## WHAT IS ASKED
Collect all lines containing the word "color" from the data.

** Begin RECORDS **

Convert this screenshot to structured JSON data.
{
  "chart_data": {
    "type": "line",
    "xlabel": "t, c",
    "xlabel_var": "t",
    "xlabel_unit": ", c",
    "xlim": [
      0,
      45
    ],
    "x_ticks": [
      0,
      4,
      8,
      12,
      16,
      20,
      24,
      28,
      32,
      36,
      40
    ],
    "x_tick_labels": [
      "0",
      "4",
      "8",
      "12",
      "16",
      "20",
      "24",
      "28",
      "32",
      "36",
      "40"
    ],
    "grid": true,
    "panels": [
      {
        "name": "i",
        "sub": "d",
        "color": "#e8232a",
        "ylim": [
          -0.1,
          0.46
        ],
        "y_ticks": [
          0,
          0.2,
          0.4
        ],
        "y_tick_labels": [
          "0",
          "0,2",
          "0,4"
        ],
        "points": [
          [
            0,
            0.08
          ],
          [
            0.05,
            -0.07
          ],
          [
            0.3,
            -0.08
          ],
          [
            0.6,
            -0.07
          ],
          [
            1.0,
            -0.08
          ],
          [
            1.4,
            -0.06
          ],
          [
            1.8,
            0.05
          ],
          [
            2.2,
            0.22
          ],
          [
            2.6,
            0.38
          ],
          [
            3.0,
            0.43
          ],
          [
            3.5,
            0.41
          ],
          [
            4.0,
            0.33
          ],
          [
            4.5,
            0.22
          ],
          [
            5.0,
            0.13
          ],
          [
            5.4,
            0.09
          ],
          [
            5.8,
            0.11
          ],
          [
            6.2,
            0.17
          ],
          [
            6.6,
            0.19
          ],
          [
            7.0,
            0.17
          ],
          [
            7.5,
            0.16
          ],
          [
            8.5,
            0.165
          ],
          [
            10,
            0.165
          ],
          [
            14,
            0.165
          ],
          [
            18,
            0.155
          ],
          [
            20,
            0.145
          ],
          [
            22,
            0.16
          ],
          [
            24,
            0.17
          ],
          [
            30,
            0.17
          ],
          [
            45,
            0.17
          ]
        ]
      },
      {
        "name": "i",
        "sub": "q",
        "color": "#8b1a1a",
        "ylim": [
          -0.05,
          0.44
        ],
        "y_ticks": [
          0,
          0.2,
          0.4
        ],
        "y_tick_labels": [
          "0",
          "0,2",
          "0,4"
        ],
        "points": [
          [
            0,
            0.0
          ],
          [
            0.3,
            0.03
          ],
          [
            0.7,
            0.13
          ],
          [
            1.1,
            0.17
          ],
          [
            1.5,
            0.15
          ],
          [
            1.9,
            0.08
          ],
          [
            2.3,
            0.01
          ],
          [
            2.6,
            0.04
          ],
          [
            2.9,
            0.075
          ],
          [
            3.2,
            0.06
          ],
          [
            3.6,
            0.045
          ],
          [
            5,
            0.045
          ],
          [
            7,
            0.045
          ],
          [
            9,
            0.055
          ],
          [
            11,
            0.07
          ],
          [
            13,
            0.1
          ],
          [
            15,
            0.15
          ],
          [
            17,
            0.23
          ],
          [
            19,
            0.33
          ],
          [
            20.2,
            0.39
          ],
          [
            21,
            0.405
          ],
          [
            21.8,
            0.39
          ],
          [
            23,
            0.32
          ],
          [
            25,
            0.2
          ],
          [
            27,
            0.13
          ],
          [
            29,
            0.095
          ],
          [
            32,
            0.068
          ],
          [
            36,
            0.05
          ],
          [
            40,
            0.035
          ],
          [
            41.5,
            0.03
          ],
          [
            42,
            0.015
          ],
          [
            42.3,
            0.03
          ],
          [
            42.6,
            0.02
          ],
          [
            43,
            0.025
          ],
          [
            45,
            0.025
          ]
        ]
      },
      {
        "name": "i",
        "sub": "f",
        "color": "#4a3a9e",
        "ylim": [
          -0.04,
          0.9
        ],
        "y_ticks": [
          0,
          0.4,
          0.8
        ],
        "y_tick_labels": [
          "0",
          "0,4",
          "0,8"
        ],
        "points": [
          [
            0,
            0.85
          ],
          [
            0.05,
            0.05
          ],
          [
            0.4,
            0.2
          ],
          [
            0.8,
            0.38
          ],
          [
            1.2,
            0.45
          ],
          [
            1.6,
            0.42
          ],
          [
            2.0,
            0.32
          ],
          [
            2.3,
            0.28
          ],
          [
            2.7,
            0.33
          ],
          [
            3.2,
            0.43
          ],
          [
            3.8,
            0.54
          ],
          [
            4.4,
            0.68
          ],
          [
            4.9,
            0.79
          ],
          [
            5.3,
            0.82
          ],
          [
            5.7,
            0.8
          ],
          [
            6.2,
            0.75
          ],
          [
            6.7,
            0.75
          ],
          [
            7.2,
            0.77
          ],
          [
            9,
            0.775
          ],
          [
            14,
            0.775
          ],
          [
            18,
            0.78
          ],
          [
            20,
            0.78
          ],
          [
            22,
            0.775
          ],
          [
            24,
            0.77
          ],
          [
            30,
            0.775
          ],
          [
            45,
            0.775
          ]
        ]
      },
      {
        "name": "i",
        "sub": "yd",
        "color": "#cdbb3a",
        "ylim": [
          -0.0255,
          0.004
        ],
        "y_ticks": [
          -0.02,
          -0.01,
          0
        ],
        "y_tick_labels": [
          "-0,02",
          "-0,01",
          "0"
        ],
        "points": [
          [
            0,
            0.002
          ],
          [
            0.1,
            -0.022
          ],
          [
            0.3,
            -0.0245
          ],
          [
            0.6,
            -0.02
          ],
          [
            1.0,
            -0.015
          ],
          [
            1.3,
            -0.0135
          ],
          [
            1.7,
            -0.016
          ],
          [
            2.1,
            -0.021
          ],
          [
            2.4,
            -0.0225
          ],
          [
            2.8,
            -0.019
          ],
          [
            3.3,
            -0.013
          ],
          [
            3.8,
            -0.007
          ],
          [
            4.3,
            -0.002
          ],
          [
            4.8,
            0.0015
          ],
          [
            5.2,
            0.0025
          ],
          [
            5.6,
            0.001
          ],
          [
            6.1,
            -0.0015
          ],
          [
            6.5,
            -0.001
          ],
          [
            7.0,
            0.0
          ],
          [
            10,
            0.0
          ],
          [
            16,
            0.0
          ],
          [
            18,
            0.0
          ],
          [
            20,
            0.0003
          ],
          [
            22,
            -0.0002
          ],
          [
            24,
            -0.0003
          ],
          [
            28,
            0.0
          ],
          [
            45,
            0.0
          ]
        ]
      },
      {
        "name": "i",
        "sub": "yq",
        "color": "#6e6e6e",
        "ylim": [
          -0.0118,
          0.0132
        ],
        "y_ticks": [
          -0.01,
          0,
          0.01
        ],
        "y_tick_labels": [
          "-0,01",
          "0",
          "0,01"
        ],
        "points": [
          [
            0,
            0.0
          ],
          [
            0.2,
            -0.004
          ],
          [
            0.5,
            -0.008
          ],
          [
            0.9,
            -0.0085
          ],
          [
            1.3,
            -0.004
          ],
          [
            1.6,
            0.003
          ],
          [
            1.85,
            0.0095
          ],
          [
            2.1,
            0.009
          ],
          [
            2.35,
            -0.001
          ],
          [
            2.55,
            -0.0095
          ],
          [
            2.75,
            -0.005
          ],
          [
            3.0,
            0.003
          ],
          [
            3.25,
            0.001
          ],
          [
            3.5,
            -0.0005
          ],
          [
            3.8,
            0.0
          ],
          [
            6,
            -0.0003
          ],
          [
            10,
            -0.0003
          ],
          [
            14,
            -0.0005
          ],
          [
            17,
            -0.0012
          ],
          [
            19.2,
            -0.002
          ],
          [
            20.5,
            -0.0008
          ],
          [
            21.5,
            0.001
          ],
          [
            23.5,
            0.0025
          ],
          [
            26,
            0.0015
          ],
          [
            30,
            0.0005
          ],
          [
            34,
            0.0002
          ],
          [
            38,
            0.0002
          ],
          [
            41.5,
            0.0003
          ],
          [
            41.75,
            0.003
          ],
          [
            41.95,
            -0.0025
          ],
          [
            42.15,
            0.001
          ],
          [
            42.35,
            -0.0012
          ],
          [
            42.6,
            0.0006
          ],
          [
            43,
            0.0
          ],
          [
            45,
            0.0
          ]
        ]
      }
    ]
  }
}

** End RECORDS **

## FULL ANSWER
        "color": "#e8232a",
        "color": "#8b1a1a",
        "color": "#4a3a9e",
        "color": "#cdbb3a",
        "color": "#6e6e6e",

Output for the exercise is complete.